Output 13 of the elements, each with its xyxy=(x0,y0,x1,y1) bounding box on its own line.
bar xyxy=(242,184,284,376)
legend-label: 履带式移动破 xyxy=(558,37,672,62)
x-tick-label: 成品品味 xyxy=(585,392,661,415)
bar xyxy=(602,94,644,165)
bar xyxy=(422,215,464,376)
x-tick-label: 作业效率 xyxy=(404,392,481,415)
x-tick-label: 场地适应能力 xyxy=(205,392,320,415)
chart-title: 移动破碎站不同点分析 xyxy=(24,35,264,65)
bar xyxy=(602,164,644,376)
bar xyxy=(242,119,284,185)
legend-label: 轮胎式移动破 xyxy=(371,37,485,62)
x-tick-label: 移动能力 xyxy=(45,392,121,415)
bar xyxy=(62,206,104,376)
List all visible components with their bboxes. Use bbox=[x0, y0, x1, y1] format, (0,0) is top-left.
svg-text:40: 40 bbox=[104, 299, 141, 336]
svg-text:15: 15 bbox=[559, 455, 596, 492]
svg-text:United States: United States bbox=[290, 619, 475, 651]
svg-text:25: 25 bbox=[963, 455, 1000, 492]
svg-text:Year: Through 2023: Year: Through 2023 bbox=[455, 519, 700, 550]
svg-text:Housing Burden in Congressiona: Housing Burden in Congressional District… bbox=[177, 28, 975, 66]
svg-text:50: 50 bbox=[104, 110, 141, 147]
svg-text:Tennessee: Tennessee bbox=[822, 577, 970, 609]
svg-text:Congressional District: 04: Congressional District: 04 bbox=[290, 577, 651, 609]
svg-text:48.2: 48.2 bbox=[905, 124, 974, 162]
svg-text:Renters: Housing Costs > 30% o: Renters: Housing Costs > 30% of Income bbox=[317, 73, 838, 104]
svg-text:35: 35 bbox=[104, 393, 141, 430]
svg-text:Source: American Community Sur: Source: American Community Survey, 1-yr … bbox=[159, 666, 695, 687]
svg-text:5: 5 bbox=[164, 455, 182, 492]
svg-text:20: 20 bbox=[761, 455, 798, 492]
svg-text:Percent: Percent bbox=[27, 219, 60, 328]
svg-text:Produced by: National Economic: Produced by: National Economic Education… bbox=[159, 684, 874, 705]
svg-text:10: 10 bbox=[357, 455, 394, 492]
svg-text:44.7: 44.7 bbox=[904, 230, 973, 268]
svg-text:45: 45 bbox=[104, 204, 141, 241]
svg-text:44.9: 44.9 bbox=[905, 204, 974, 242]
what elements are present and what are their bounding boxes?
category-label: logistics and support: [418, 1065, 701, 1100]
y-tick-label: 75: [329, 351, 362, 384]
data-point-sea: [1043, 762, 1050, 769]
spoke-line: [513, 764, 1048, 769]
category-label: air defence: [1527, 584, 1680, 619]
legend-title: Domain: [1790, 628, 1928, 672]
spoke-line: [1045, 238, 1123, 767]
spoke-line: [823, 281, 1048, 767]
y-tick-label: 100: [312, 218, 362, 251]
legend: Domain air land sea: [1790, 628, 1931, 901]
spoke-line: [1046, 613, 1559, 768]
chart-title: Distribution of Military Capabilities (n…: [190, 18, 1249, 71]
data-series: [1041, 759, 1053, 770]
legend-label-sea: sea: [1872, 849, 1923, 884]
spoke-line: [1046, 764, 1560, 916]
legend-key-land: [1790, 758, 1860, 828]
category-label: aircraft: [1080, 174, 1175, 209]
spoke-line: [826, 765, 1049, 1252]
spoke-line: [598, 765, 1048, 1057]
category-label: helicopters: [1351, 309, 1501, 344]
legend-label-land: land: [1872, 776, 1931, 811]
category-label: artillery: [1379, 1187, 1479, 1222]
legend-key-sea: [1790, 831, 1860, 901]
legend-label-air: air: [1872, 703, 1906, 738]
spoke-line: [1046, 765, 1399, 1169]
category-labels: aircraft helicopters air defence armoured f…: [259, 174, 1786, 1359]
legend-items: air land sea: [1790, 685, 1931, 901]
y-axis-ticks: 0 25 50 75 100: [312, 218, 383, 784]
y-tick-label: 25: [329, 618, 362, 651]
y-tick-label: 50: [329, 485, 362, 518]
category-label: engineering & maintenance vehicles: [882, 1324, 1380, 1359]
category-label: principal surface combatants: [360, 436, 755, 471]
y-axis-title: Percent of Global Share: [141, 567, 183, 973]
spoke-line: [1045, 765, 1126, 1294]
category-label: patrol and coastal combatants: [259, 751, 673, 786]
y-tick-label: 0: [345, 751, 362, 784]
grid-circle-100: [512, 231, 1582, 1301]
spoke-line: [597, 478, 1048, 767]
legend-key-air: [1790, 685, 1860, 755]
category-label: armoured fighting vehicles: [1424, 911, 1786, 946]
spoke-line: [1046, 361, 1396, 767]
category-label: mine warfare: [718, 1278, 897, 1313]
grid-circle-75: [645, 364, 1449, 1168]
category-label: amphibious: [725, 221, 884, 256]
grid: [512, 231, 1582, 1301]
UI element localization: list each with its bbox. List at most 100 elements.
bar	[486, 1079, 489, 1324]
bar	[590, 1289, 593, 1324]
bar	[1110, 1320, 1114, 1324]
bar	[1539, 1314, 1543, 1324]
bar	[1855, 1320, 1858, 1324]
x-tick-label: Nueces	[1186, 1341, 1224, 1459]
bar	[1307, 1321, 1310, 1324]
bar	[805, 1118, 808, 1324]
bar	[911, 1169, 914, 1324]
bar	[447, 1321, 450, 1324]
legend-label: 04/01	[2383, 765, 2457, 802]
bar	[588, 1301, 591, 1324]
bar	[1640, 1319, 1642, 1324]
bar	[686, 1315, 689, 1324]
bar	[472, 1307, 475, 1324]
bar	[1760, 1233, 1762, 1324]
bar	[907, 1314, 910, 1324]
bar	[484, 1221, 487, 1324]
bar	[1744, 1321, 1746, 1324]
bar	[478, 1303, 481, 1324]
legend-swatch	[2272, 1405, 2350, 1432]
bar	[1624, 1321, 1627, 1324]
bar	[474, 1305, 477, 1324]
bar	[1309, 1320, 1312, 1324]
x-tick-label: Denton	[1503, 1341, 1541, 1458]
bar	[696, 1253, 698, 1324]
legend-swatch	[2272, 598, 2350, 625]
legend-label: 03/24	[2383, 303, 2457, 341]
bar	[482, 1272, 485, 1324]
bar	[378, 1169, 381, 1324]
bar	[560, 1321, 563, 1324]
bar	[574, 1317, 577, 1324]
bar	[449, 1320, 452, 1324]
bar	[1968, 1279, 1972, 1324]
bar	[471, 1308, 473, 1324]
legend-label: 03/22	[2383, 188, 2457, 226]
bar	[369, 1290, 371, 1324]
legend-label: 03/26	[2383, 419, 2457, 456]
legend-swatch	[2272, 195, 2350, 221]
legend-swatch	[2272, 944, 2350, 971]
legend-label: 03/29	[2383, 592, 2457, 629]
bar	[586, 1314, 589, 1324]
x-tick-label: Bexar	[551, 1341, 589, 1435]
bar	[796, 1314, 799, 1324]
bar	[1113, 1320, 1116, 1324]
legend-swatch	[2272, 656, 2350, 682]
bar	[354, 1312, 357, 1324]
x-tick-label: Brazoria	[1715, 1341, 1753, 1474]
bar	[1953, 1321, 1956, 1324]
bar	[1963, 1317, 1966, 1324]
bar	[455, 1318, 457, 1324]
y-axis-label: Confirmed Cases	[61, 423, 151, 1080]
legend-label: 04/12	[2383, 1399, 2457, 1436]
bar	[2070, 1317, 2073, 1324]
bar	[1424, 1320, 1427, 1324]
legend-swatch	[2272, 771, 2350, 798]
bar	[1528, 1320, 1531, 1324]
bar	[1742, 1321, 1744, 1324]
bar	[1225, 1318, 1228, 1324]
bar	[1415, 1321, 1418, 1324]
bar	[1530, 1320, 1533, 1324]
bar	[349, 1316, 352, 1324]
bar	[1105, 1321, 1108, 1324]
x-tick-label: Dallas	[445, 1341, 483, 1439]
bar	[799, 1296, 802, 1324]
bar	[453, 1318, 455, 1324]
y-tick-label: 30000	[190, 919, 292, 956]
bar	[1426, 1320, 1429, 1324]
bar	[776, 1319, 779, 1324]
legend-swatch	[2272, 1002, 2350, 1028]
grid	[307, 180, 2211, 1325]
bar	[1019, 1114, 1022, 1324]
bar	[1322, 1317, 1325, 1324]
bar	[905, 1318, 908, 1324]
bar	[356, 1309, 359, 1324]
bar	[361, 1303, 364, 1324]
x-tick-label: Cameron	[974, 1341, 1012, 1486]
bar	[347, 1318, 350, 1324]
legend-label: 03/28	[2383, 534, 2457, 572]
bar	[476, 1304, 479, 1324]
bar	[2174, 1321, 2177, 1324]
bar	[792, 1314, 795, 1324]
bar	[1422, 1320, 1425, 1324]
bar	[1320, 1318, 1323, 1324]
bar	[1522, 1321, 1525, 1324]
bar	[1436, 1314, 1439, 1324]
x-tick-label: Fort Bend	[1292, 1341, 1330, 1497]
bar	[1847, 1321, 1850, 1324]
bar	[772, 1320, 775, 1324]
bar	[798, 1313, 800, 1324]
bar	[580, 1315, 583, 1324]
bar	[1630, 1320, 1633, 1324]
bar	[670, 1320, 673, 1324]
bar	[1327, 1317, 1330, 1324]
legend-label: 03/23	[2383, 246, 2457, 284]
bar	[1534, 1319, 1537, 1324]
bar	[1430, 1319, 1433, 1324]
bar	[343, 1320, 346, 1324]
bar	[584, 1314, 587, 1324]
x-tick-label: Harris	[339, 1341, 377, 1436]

EXERCISE: Reproduce the listing verbatim, from its first line up to and including the line containing "svg-text:35: 35 bbox=[104, 393, 141, 430]", and nothing after it.

REPLY TO THE EXERCISE:
Output 13 of the elements, each with its xyxy=(x0,y0,x1,y1) bounding box on its own line.
bar xyxy=(242,184,284,376)
legend-label: 履带式移动破 xyxy=(558,37,672,62)
x-tick-label: 成品品味 xyxy=(585,392,661,415)
bar xyxy=(602,94,644,165)
bar xyxy=(422,215,464,376)
x-tick-label: 作业效率 xyxy=(404,392,481,415)
x-tick-label: 场地适应能力 xyxy=(205,392,320,415)
chart-title: 移动破碎站不同点分析 xyxy=(24,35,264,65)
bar xyxy=(602,164,644,376)
bar xyxy=(242,119,284,185)
legend-label: 轮胎式移动破 xyxy=(371,37,485,62)
x-tick-label: 移动能力 xyxy=(45,392,121,415)
bar xyxy=(62,206,104,376)
List all visible components with their bboxes. Use bbox=[x0, y0, x1, y1] format, (0,0) is top-left.
svg-text:40: 40 bbox=[104, 299, 141, 336]
svg-text:15: 15 bbox=[559, 455, 596, 492]
svg-text:United States: United States bbox=[290, 619, 475, 651]
svg-text:25: 25 bbox=[963, 455, 1000, 492]
svg-text:Year: Through 2023: Year: Through 2023 bbox=[455, 519, 700, 550]
svg-text:Housing Burden in Congressiona: Housing Burden in Congressional District… bbox=[177, 28, 975, 66]
svg-text:50: 50 bbox=[104, 110, 141, 147]
svg-text:Tennessee: Tennessee bbox=[822, 577, 970, 609]
svg-text:Congressional District: 04: Congressional District: 04 bbox=[290, 577, 651, 609]
svg-text:48.2: 48.2 bbox=[905, 124, 974, 162]
svg-text:Renters: Housing Costs > 30% o: Renters: Housing Costs > 30% of Income bbox=[317, 73, 838, 104]
svg-text:35: 35 bbox=[104, 393, 141, 430]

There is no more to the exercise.